[BEGIN]

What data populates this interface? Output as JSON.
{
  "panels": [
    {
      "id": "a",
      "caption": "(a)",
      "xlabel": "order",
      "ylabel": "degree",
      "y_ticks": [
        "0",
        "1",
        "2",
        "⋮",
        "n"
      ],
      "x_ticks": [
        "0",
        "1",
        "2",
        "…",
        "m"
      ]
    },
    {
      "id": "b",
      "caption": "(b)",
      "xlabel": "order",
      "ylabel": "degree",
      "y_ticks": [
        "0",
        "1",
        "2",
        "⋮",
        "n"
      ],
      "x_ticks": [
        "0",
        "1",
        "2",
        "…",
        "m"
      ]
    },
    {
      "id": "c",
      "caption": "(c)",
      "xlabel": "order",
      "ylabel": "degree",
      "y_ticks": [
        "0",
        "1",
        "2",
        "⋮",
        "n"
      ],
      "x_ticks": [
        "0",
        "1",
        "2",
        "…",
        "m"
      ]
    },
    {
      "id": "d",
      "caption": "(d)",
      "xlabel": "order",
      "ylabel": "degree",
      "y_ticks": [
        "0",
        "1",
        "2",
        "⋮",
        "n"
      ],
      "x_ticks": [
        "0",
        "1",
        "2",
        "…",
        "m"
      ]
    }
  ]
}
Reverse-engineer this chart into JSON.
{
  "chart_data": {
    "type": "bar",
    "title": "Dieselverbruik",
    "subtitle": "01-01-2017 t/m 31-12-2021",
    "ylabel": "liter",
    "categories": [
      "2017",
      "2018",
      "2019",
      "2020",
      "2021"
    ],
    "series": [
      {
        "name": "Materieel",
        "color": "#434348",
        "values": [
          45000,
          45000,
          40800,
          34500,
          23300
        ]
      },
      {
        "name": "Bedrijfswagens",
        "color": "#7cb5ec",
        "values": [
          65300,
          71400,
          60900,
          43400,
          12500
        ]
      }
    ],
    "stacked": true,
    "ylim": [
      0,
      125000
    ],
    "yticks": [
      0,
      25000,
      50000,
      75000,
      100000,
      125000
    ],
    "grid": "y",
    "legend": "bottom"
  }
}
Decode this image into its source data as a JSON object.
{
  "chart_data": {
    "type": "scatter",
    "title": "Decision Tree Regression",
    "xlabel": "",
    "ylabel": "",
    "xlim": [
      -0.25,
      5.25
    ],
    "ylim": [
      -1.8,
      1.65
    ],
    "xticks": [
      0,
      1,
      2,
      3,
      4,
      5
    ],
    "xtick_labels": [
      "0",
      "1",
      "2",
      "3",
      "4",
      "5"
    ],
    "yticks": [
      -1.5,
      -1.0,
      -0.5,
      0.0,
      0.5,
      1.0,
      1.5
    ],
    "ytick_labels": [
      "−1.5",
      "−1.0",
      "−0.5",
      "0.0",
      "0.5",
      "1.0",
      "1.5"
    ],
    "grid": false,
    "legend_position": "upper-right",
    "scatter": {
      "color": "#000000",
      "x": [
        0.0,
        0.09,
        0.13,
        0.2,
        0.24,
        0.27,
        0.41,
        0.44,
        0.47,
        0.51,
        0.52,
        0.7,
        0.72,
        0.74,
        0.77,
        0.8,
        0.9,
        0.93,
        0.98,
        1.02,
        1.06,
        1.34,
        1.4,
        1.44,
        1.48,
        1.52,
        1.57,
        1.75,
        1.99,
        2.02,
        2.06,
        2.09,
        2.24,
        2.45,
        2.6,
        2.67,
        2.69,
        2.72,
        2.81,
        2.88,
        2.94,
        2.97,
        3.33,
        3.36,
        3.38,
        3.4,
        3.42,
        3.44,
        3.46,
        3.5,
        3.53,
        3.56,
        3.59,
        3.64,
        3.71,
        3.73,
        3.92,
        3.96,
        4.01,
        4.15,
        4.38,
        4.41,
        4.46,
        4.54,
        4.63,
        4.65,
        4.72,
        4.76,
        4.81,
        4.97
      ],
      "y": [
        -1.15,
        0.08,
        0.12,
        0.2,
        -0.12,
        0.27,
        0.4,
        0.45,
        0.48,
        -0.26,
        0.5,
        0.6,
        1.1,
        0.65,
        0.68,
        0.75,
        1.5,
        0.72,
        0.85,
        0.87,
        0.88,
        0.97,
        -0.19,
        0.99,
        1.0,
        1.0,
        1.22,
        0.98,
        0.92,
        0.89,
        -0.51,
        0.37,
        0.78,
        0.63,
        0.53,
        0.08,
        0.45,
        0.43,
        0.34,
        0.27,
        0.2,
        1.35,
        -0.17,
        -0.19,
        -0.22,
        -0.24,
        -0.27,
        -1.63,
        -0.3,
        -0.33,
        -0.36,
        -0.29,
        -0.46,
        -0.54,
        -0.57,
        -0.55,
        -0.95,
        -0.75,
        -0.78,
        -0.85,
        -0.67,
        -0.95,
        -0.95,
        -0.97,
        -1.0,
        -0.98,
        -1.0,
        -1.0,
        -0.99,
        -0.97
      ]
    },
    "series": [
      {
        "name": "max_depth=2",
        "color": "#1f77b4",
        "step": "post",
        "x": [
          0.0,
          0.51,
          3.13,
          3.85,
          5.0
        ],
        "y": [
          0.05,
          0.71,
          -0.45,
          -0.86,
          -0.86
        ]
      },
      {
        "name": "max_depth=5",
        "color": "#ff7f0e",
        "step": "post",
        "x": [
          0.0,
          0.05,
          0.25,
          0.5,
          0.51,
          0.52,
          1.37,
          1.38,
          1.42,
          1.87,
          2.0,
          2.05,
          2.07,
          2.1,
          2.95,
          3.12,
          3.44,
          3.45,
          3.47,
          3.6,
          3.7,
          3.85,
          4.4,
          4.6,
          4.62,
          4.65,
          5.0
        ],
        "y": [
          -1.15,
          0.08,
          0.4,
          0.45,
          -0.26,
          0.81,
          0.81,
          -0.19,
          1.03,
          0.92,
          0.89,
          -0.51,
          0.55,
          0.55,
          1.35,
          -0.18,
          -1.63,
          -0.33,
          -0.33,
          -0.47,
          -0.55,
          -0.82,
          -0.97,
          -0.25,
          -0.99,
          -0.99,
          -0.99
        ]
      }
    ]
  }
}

[END]

= Prompt =
Extract lines where the string "caption" occurs.

= Answer to the problem =
      "caption": "(a)",
      "caption": "(b)",
      "caption": "(c)",
      "caption": "(d)",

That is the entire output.